Direction:
Reproduce the listing below line for line, with no changes.

════

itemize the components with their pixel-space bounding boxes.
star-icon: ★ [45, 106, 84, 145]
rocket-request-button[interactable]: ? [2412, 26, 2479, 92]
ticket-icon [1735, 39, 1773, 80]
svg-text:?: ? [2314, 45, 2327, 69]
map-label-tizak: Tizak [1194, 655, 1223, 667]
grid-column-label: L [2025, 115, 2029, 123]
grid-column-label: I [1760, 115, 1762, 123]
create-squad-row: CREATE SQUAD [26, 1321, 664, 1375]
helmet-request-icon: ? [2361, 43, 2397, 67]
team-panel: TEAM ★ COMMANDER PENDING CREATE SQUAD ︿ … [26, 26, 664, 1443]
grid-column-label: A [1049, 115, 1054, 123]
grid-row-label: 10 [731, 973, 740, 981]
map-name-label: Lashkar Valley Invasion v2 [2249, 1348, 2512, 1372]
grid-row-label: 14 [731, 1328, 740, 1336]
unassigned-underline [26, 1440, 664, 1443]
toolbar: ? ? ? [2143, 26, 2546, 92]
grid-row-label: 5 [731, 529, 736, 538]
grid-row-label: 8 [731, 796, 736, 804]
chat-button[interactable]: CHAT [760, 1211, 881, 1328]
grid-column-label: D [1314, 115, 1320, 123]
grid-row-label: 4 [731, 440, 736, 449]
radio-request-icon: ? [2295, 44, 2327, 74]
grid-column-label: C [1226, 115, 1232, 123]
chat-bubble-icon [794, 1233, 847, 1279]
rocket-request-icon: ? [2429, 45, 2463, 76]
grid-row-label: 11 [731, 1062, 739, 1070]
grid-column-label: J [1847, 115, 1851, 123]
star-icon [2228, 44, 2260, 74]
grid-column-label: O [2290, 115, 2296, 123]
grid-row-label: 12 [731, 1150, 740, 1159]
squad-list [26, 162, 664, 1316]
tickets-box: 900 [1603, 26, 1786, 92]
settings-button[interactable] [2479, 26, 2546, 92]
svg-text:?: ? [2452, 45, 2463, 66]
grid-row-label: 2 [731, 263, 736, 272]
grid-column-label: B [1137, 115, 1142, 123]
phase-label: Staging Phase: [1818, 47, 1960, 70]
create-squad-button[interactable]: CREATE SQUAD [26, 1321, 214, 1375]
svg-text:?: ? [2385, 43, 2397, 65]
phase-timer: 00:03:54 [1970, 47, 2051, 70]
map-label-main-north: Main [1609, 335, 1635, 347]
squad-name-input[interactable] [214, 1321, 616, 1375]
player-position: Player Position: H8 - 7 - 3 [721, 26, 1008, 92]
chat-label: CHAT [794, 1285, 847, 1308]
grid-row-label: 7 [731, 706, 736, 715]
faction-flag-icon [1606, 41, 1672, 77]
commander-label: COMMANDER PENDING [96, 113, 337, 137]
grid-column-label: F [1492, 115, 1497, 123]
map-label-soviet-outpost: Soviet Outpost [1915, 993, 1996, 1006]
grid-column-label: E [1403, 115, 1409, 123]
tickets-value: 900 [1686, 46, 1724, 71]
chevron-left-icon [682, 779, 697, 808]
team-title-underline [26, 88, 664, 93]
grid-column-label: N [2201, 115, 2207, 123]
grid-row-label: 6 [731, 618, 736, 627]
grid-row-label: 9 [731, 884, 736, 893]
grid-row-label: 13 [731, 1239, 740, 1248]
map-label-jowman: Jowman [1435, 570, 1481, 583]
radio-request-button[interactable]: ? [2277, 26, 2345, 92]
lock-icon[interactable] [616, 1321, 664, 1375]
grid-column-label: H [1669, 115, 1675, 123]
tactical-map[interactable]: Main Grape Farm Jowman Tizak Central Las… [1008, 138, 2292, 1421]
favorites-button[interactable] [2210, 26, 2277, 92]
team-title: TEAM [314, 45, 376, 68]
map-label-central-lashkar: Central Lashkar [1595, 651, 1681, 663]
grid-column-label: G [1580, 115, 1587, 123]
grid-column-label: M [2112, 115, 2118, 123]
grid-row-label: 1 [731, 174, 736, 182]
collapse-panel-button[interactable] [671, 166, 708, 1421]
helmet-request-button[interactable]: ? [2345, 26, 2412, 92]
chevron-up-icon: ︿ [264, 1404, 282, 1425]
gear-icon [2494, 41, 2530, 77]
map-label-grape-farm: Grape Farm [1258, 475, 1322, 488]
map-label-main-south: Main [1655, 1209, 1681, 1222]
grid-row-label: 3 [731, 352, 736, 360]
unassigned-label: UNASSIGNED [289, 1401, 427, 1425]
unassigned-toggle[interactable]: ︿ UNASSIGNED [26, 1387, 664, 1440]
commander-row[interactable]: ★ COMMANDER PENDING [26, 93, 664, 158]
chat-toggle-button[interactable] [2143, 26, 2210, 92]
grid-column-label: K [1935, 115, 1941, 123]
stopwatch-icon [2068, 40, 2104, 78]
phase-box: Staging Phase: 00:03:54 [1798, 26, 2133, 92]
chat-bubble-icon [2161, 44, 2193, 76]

════

Exercise result:
itemize the components with their pixel-space bounding boxes.
star-icon: ★ [45, 106, 84, 145]
rocket-request-button[interactable]: ? [2412, 26, 2479, 92]
ticket-icon [1735, 39, 1773, 80]
svg-text:?: ? [2314, 45, 2327, 69]
map-label-tizak: Tizak [1194, 655, 1223, 667]
grid-column-label: L [2025, 115, 2029, 123]
grid-column-label: I [1760, 115, 1762, 123]
create-squad-row: CREATE SQUAD [26, 1321, 664, 1375]
helmet-request-icon: ? [2361, 43, 2397, 67]
team-panel: TEAM ★ COMMANDER PENDING CREATE SQUAD ︿ … [26, 26, 664, 1443]
grid-column-label: A [1049, 115, 1054, 123]
grid-row-label: 10 [731, 973, 740, 981]
map-name-label: Lashkar Valley Invasion v2 [2249, 1348, 2512, 1372]
grid-row-label: 14 [731, 1328, 740, 1336]
unassigned-underline [26, 1440, 664, 1443]
toolbar: ? ? ? [2143, 26, 2546, 92]
grid-row-label: 5 [731, 529, 736, 538]
grid-row-label: 8 [731, 796, 736, 804]
chat-button[interactable]: CHAT [760, 1211, 881, 1328]
grid-column-label: D [1314, 115, 1320, 123]
grid-row-label: 4 [731, 440, 736, 449]
radio-request-icon: ? [2295, 44, 2327, 74]
grid-column-label: C [1226, 115, 1232, 123]
chat-bubble-icon [794, 1233, 847, 1279]
rocket-request-icon: ? [2429, 45, 2463, 76]
grid-row-label: 11 [731, 1062, 739, 1070]
grid-column-label: J [1847, 115, 1851, 123]
star-icon [2228, 44, 2260, 74]
grid-column-label: O [2290, 115, 2296, 123]
grid-row-label: 12 [731, 1150, 740, 1159]
squad-list [26, 162, 664, 1316]
tickets-box: 900 [1603, 26, 1786, 92]
settings-button[interactable] [2479, 26, 2546, 92]
svg-text:?: ? [2452, 45, 2463, 66]
grid-row-label: 2 [731, 263, 736, 272]
grid-column-label: B [1137, 115, 1142, 123]
phase-label: Staging Phase: [1818, 47, 1960, 70]
create-squad-button[interactable]: CREATE SQUAD [26, 1321, 214, 1375]
svg-text:?: ? [2385, 43, 2397, 65]
phase-timer: 00:03:54 [1970, 47, 2051, 70]
map-label-main-north: Main [1609, 335, 1635, 347]
squad-name-input[interactable] [214, 1321, 616, 1375]
player-position: Player Position: H8 - 7 - 3 [721, 26, 1008, 92]
chat-label: CHAT [794, 1285, 847, 1308]
grid-row-label: 7 [731, 706, 736, 715]
faction-flag-icon [1606, 41, 1672, 77]
commander-label: COMMANDER PENDING [96, 113, 337, 137]
grid-column-label: F [1492, 115, 1497, 123]
map-label-soviet-outpost: Soviet Outpost [1915, 993, 1996, 1006]
grid-column-label: E [1403, 115, 1409, 123]
tickets-value: 900 [1686, 46, 1724, 71]
chevron-left-icon [682, 779, 697, 808]
team-title-underline [26, 88, 664, 93]
grid-column-label: N [2201, 115, 2207, 123]
grid-row-label: 6 [731, 618, 736, 627]
grid-row-label: 9 [731, 884, 736, 893]
grid-row-label: 13 [731, 1239, 740, 1248]
map-label-jowman: Jowman [1435, 570, 1481, 583]
radio-request-button[interactable]: ? [2277, 26, 2345, 92]
lock-icon[interactable] [616, 1321, 664, 1375]
grid-column-label: H [1669, 115, 1675, 123]
tactical-map[interactable]: Main Grape Farm Jowman Tizak Central Las… [1008, 138, 2292, 1421]
favorites-button[interactable] [2210, 26, 2277, 92]
team-title: TEAM [314, 45, 376, 68]
map-label-central-lashkar: Central Lashkar [1595, 651, 1681, 663]
grid-column-label: G [1580, 115, 1587, 123]
grid-column-label: M [2112, 115, 2118, 123]
grid-row-label: 1 [731, 174, 736, 182]
collapse-panel-button[interactable] [671, 166, 708, 1421]
helmet-request-button[interactable]: ? [2345, 26, 2412, 92]
chevron-up-icon: ︿ [264, 1404, 282, 1425]
gear-icon [2494, 41, 2530, 77]
map-label-grape-farm: Grape Farm [1258, 475, 1322, 488]
map-label-main-south: Main [1655, 1209, 1681, 1222]
grid-row-label: 3 [731, 352, 736, 360]
unassigned-label: UNASSIGNED [289, 1401, 427, 1425]
unassigned-toggle[interactable]: ︿ UNASSIGNED [26, 1387, 664, 1440]
commander-row[interactable]: ★ COMMANDER PENDING [26, 93, 664, 158]
chat-toggle-button[interactable] [2143, 26, 2210, 92]
grid-column-label: K [1935, 115, 1941, 123]
stopwatch-icon [2068, 40, 2104, 78]
phase-box: Staging Phase: 00:03:54 [1798, 26, 2133, 92]
chat-bubble-icon [2161, 44, 2193, 76]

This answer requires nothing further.